▸ Exercise input
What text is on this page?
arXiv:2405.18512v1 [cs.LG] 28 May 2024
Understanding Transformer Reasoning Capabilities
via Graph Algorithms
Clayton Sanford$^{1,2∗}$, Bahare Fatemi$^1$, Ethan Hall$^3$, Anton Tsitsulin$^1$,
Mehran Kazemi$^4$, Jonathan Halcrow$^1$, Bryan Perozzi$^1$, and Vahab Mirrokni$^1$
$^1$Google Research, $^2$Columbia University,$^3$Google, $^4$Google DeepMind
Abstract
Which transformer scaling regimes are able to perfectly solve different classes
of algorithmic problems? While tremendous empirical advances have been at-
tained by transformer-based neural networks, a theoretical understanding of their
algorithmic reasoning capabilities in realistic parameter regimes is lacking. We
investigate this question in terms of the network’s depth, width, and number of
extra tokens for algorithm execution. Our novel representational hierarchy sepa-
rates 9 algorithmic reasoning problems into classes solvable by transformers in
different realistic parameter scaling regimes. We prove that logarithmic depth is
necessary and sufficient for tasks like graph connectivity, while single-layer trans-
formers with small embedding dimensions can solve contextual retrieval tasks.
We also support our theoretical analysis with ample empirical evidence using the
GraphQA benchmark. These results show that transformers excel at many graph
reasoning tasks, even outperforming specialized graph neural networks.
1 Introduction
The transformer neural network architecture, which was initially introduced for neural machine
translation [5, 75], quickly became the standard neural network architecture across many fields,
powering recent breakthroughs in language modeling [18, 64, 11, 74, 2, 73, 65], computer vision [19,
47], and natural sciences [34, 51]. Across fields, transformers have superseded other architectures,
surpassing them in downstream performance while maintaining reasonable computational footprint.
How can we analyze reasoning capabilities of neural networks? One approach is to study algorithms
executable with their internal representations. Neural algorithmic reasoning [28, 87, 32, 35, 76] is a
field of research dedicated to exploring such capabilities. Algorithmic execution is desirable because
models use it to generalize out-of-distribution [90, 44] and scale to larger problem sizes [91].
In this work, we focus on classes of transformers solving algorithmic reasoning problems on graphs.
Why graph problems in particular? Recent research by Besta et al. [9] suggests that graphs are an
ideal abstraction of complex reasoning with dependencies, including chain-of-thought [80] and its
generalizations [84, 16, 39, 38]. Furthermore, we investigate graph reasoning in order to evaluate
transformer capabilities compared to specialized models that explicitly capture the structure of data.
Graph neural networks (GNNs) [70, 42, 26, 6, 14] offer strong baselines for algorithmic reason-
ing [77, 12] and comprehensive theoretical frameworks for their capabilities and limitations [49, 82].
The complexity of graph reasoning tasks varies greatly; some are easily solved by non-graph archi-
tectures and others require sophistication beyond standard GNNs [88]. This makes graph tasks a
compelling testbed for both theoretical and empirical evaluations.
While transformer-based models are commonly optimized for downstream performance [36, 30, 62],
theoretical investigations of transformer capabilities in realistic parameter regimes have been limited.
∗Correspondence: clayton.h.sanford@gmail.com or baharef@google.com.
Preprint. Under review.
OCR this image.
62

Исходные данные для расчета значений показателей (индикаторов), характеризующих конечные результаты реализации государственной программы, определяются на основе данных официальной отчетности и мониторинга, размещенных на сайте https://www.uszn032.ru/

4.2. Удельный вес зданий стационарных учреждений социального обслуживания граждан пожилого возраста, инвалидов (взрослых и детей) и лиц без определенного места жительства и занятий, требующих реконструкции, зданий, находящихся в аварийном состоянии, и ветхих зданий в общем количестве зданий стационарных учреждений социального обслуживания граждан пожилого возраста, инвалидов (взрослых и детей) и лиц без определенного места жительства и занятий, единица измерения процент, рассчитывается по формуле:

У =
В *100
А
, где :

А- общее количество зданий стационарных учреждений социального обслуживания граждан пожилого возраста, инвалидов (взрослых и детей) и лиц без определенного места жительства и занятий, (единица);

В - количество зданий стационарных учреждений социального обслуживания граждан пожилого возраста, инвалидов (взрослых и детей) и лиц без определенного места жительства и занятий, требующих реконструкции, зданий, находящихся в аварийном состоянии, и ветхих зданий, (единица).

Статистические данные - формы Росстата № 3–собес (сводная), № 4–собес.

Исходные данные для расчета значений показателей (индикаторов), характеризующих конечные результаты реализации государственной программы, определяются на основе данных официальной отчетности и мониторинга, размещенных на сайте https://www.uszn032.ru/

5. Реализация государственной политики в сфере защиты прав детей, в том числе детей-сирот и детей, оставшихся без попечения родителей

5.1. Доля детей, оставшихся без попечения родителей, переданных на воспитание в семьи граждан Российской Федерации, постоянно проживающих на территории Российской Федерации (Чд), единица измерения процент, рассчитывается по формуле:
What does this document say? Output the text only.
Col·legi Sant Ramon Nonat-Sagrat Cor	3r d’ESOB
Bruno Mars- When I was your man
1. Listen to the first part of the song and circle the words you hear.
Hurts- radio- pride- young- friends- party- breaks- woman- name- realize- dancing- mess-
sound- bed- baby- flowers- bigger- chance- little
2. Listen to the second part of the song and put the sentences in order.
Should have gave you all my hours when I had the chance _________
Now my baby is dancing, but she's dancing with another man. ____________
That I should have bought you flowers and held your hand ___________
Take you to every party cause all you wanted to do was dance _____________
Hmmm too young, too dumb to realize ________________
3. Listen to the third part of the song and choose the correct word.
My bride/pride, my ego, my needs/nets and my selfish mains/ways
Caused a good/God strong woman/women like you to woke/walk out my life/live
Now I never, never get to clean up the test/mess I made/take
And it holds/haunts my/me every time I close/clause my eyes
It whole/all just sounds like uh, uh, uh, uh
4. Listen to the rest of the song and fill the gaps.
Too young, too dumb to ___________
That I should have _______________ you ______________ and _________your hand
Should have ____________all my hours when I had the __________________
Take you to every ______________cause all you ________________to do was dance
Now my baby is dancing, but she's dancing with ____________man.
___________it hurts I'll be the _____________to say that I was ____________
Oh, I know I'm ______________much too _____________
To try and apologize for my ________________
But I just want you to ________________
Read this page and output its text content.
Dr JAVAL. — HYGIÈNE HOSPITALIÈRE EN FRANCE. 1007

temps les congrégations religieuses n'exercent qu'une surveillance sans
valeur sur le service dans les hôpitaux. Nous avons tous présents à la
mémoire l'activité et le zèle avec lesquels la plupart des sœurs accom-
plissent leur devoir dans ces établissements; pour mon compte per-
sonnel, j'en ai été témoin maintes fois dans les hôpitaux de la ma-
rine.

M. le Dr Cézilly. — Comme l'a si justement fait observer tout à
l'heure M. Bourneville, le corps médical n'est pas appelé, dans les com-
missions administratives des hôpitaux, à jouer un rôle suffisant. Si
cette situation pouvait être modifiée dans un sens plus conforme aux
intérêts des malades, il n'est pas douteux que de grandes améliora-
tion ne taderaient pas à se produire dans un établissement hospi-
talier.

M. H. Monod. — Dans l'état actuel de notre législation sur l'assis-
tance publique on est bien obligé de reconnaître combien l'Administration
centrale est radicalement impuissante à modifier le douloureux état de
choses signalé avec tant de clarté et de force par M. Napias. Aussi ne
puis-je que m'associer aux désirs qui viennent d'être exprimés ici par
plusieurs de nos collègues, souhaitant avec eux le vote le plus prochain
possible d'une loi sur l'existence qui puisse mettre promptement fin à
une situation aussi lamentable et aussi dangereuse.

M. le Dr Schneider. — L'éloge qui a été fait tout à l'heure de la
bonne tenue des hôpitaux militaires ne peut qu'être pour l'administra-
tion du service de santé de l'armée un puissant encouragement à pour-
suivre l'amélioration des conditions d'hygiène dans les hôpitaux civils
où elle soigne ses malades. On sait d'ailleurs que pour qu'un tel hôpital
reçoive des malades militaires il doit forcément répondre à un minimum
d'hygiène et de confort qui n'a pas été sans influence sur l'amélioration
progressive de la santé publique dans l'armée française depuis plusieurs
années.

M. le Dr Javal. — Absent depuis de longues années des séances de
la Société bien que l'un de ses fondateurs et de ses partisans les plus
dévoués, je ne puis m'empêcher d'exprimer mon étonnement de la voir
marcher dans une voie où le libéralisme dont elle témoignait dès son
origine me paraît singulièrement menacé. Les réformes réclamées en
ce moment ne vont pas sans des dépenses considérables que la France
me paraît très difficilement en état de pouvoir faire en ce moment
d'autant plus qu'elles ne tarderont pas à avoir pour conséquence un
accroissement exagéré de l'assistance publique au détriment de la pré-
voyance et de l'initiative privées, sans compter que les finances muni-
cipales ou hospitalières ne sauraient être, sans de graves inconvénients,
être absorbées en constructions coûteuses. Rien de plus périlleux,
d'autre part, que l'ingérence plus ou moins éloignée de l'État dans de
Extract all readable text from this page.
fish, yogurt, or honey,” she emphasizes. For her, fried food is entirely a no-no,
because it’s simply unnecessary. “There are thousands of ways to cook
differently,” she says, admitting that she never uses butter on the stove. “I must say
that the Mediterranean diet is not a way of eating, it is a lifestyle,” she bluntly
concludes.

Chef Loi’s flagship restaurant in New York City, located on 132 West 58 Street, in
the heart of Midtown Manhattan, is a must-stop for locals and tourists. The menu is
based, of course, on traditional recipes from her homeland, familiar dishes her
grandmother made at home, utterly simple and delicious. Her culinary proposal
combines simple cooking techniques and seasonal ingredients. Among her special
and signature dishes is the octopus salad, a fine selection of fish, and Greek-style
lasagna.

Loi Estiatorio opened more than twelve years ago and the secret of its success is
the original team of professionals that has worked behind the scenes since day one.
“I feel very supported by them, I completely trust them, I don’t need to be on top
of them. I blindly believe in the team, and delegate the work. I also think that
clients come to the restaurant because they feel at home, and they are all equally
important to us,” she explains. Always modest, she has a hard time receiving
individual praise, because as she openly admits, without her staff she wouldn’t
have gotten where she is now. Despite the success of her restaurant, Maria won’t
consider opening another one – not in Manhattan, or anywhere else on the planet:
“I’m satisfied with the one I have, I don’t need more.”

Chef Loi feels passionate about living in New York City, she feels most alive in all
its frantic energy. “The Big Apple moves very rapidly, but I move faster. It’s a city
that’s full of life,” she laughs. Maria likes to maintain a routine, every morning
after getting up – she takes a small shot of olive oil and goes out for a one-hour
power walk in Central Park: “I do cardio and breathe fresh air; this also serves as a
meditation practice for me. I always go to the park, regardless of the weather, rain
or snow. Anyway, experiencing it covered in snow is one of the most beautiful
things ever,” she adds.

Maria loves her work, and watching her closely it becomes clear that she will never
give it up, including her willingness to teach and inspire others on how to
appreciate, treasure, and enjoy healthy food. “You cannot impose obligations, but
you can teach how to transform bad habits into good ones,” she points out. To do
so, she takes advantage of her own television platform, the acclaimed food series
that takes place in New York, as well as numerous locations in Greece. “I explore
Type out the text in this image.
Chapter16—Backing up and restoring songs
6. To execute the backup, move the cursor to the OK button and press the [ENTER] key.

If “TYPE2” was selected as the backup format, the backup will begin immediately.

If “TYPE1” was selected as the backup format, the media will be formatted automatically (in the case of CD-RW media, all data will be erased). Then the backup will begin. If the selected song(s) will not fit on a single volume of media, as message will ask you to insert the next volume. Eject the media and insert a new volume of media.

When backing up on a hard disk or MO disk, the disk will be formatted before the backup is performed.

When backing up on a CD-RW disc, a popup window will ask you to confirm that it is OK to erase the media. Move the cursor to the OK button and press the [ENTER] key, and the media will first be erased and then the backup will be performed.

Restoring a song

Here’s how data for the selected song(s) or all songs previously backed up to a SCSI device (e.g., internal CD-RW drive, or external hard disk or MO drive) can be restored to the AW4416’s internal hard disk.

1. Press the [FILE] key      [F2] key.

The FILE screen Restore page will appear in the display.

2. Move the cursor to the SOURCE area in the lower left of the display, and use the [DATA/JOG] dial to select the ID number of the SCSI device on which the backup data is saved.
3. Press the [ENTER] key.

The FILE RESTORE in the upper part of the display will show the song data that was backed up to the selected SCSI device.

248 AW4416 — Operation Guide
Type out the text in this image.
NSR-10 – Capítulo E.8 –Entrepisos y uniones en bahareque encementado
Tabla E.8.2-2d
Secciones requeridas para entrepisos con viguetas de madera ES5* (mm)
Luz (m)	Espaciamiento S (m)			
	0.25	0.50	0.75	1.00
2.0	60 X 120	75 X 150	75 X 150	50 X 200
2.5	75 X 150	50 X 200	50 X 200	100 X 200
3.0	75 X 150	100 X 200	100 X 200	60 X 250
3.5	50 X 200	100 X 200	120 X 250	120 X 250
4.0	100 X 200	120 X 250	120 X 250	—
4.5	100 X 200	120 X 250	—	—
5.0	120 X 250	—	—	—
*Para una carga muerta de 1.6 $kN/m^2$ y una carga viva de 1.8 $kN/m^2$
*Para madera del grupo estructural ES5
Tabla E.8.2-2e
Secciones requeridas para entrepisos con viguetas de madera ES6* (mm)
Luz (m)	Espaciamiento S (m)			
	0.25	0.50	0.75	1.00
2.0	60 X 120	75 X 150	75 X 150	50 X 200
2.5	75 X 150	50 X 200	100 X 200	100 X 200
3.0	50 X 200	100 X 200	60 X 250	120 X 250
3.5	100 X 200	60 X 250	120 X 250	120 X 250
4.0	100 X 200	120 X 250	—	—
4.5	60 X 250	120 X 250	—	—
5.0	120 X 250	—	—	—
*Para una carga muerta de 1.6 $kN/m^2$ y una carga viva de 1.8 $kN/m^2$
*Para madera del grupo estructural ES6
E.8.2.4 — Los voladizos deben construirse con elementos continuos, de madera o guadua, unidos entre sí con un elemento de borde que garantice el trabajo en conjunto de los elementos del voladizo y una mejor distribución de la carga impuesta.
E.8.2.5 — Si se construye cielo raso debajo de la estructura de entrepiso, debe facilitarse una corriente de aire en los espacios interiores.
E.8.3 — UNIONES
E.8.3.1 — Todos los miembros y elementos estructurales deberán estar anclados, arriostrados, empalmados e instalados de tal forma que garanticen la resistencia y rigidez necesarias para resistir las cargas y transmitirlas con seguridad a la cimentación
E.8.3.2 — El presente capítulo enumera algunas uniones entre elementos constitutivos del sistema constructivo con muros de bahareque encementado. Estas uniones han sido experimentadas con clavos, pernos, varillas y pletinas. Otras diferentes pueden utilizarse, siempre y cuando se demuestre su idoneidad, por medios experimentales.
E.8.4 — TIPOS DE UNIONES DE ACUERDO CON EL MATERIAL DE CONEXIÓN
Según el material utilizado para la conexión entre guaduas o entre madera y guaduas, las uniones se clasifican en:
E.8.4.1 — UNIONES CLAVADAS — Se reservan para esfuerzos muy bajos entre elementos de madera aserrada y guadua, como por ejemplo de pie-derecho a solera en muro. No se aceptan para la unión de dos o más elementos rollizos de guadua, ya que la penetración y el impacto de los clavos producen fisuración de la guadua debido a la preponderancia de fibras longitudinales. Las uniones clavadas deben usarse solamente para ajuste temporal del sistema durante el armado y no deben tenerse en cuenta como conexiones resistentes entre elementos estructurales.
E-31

▸ Goal
Show, from the material above, each line that includes the string "flowers".

▸ Response to the exercise
sound- bed- baby- flowers- bigger- chance- little
That I should have bought you flowers and held your hand ___________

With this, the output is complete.